- WHAT NEEDS TO BE DONE: Print out each entry below exactly, please.

Records excerpted from a collection:
···

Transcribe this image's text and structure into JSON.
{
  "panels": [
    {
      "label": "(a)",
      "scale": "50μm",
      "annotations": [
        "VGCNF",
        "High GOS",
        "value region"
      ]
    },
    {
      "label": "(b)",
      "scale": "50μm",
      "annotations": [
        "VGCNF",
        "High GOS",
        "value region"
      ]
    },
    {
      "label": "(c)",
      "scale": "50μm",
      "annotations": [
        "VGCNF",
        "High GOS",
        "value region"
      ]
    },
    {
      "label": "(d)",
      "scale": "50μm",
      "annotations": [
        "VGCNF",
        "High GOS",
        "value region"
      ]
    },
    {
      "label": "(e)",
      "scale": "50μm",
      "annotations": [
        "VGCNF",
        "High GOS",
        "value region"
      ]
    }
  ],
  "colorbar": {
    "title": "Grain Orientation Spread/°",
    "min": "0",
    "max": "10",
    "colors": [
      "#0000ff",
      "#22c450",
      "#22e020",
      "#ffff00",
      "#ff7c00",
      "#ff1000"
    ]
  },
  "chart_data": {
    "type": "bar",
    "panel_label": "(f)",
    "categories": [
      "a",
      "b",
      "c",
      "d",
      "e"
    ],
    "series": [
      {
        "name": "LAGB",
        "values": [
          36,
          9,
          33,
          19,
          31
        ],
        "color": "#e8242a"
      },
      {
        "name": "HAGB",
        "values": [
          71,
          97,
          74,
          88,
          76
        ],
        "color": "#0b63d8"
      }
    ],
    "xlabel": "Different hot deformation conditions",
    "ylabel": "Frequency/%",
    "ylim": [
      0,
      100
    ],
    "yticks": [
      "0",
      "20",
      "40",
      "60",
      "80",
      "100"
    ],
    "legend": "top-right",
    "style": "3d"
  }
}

···

- ANSWER TO THE TASK:
Transcribe this image's text and structure into JSON.
{
  "panels": [
    {
      "label": "(a)",
      "scale": "50μm",
      "annotations": [
        "VGCNF",
        "High GOS",
        "value region"
      ]
    },
    {
      "label": "(b)",
      "scale": "50μm",
      "annotations": [
        "VGCNF",
        "High GOS",
        "value region"
      ]
    },
    {
      "label": "(c)",
      "scale": "50μm",
      "annotations": [
        "VGCNF",
        "High GOS",
        "value region"
      ]
    },
    {
      "label": "(d)",
      "scale": "50μm",
      "annotations": [
        "VGCNF",
        "High GOS",
        "value region"
      ]
    },
    {
      "label": "(e)",
      "scale": "50μm",
      "annotations": [
        "VGCNF",
        "High GOS",
        "value region"
      ]
    }
  ],
  "colorbar": {
    "title": "Grain Orientation Spread/°",
    "min": "0",
    "max": "10",
    "colors": [
      "#0000ff",
      "#22c450",
      "#22e020",
      "#ffff00",
      "#ff7c00",
      "#ff1000"
    ]
  },
  "chart_data": {
    "type": "bar",
    "panel_label": "(f)",
    "categories": [
      "a",
      "b",
      "c",
      "d",
      "e"
    ],
    "series": [
      {
        "name": "LAGB",
        "values": [
          36,
          9,
          33,
          19,
          31
        ],
        "color": "#e8242a"
      },
      {
        "name": "HAGB",
        "values": [
          71,
          97,
          74,
          88,
          76
        ],
        "color": "#0b63d8"
      }
    ],
    "xlabel": "Different hot deformation conditions",
    "ylabel": "Frequency/%",
    "ylim": [
      0,
      100
    ],
    "yticks": [
      "0",
      "20",
      "40",
      "60",
      "80",
      "100"
    ],
    "legend": "top-right",
    "style": "3d"
  }
}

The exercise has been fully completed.